Set problem:
Search the material for the word "description" and report each line where it turns up.

Exercise input:
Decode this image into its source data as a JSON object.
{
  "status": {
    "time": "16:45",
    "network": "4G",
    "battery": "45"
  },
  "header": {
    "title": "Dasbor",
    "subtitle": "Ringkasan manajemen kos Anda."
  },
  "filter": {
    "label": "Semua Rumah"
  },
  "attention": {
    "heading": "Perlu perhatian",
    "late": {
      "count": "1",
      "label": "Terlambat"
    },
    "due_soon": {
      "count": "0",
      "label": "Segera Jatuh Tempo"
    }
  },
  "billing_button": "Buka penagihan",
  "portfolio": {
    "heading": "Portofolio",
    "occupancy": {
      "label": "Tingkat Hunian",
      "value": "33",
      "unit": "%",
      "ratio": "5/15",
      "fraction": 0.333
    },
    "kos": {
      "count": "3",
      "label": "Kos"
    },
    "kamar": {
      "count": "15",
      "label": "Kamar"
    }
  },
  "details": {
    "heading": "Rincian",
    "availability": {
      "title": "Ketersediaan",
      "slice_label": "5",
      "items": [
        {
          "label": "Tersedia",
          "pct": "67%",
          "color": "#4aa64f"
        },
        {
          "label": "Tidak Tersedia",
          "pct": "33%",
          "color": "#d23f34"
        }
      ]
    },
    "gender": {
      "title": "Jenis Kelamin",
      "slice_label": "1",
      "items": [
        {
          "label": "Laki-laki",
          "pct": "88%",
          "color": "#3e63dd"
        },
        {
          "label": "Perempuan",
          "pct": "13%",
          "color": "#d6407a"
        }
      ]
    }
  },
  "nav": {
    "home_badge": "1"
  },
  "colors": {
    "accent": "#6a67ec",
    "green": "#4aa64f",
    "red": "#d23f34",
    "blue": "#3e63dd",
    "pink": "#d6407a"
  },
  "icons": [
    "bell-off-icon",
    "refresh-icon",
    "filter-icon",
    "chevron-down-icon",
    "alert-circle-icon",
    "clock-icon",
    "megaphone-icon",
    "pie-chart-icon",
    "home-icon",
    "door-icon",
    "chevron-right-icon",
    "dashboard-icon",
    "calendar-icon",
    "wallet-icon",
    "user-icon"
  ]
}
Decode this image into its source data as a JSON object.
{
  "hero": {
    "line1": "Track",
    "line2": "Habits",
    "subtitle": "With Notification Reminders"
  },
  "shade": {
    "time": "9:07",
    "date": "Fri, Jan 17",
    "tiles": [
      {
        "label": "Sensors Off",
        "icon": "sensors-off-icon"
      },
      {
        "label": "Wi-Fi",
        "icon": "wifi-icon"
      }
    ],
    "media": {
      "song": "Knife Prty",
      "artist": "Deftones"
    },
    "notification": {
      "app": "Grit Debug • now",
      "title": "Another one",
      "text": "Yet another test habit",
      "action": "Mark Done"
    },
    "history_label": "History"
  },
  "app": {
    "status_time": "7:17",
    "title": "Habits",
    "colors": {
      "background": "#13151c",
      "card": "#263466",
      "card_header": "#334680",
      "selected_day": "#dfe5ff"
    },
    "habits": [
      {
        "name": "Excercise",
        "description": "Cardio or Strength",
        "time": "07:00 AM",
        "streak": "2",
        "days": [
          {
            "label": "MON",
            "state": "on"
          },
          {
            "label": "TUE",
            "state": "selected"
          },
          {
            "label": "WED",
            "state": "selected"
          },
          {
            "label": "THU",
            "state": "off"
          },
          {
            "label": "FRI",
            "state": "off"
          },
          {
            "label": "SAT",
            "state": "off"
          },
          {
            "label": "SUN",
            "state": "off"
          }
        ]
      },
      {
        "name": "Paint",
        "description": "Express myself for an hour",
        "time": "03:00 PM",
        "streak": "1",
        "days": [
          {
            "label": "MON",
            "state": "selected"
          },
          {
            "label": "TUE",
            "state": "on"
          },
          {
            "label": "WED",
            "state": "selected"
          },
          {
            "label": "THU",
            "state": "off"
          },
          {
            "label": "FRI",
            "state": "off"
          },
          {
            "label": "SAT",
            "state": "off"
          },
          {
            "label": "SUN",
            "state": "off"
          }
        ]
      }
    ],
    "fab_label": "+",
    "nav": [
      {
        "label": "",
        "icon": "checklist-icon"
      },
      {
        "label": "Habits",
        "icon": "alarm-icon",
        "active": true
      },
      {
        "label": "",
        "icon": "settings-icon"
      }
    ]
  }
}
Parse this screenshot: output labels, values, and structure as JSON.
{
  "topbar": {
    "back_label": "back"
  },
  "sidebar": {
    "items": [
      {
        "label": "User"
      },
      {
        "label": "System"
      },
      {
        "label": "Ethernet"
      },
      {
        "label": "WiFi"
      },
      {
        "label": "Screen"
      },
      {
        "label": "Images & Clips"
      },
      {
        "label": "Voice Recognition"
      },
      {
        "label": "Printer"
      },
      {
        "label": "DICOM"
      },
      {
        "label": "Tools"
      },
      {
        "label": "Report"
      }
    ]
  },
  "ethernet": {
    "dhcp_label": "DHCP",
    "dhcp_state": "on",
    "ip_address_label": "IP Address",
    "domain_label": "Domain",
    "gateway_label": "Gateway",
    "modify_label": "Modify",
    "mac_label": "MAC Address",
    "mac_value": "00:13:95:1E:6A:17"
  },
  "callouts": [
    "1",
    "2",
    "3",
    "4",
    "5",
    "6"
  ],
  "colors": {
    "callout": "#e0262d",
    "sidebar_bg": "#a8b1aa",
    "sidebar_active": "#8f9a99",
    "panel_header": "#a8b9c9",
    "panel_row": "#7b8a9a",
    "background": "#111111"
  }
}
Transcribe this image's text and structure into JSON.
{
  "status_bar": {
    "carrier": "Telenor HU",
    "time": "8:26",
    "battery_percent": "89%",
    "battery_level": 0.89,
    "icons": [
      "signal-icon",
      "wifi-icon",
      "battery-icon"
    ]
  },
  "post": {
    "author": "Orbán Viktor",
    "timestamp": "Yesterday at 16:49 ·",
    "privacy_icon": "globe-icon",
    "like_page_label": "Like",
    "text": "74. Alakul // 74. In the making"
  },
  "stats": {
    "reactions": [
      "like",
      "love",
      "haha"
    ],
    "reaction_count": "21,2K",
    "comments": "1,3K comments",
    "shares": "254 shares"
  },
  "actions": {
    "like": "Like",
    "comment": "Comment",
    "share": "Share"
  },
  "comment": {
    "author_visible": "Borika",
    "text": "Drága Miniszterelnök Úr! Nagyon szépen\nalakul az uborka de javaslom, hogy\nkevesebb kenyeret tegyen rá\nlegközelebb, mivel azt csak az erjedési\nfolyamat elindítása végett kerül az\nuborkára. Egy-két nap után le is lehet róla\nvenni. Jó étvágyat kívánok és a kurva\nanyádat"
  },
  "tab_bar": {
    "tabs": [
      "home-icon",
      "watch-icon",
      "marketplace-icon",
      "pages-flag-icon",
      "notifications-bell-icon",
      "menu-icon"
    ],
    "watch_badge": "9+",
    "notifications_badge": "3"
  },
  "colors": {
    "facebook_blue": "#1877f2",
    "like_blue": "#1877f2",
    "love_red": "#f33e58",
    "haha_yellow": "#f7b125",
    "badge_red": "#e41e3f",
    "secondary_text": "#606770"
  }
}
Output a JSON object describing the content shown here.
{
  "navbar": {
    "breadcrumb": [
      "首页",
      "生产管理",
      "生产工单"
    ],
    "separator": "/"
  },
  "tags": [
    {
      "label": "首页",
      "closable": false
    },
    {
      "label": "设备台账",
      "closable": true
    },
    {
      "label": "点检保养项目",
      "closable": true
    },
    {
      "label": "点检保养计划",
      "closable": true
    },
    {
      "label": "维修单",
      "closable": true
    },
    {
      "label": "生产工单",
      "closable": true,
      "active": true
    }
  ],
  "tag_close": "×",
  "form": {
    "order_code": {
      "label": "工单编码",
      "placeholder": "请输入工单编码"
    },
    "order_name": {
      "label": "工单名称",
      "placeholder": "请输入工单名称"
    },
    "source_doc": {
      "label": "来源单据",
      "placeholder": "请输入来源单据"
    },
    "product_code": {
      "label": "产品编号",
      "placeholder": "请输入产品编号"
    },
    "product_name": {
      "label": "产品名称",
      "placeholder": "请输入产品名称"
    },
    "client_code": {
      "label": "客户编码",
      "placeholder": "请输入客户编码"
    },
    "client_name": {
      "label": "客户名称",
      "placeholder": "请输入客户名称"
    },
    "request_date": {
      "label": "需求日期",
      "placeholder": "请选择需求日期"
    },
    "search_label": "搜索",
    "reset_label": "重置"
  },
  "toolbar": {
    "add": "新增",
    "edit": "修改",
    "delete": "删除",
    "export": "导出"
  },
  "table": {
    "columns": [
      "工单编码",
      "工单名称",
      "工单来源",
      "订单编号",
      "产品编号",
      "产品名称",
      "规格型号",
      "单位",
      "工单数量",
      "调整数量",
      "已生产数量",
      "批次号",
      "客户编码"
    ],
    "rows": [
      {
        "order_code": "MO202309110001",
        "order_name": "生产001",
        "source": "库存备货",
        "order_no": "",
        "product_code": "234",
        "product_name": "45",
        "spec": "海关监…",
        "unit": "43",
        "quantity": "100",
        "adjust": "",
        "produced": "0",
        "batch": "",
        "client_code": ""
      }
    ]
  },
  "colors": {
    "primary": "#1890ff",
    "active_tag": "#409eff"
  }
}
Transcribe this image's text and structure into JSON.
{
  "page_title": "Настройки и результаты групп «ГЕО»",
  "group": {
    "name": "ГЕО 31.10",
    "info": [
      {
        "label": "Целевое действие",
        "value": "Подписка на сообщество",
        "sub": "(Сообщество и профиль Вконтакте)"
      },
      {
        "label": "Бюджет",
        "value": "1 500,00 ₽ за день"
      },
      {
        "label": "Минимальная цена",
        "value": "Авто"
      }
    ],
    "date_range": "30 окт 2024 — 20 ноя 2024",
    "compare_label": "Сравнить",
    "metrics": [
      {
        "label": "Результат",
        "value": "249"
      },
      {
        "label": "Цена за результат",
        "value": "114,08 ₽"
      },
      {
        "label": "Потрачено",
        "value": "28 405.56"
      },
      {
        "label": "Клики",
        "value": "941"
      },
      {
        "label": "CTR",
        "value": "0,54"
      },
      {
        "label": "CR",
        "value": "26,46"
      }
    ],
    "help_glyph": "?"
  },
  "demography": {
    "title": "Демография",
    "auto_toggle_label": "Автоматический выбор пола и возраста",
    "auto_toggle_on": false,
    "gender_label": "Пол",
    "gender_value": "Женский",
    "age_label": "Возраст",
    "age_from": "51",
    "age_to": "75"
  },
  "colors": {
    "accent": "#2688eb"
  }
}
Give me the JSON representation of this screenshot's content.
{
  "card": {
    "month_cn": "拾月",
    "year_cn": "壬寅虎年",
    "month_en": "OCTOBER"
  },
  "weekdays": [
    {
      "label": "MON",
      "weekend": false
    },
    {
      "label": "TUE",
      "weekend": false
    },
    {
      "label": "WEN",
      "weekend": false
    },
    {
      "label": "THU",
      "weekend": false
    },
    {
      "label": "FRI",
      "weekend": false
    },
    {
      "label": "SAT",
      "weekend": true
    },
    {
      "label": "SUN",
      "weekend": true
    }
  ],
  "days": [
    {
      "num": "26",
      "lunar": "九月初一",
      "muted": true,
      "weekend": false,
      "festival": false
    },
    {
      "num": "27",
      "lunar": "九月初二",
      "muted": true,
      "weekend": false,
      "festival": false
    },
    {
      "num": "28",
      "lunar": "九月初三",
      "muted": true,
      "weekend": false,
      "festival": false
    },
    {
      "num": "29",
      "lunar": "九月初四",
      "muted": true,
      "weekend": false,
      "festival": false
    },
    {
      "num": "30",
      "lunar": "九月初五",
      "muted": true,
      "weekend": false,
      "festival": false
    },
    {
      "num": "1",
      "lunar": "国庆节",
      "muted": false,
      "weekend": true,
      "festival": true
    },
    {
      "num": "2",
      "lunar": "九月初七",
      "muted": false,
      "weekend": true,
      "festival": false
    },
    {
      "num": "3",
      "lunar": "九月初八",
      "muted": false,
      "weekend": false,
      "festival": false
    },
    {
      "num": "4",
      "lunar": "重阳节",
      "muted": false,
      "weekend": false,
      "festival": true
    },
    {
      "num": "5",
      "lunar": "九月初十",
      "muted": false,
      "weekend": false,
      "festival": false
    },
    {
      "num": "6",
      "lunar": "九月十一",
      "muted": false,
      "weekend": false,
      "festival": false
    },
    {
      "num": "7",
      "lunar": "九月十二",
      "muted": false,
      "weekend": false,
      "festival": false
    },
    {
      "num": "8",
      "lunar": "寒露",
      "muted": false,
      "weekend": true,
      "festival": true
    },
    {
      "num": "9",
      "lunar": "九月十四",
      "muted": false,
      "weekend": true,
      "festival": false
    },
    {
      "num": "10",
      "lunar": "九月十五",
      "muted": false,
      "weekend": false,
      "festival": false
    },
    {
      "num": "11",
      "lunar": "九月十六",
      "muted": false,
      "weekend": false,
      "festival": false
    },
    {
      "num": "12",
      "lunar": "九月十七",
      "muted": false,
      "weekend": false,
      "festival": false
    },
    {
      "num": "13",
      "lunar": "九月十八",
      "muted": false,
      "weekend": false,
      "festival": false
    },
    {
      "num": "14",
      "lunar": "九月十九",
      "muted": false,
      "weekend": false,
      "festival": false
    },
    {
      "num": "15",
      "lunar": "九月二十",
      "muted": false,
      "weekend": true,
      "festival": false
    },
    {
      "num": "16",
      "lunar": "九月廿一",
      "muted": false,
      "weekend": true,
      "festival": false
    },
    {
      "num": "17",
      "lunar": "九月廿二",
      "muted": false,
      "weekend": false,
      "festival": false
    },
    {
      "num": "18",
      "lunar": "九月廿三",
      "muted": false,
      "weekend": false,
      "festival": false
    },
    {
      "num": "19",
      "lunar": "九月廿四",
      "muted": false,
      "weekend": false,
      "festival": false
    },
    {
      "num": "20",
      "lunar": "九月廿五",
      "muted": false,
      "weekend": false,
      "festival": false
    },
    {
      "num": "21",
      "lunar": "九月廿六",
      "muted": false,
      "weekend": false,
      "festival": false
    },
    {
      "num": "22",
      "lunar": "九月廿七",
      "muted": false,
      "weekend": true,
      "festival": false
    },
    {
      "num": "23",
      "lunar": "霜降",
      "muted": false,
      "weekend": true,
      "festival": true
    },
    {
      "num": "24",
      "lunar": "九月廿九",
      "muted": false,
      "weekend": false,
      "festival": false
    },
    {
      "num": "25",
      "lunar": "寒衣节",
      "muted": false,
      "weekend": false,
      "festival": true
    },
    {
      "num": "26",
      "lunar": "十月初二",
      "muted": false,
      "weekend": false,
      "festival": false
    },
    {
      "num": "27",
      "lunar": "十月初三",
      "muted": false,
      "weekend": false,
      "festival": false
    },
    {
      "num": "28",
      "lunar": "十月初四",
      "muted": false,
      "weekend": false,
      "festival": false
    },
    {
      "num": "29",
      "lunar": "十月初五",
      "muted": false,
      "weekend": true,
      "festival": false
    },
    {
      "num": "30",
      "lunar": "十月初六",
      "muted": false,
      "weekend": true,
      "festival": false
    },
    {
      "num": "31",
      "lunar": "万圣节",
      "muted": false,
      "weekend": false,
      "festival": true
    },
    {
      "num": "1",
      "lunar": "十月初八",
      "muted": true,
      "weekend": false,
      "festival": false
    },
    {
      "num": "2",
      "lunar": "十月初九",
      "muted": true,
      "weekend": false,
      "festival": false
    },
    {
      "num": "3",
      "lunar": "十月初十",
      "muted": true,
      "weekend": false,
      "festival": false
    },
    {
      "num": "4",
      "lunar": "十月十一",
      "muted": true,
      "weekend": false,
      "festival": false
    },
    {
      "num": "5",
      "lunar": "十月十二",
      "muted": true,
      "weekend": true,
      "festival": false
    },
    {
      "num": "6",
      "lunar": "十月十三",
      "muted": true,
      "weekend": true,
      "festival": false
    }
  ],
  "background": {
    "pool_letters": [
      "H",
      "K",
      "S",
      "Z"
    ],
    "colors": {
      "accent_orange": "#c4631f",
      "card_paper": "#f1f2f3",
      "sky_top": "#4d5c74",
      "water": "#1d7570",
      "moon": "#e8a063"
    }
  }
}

Written solution:
        "description": "Cardio or Strength",
        "description": "Express myself for an hour",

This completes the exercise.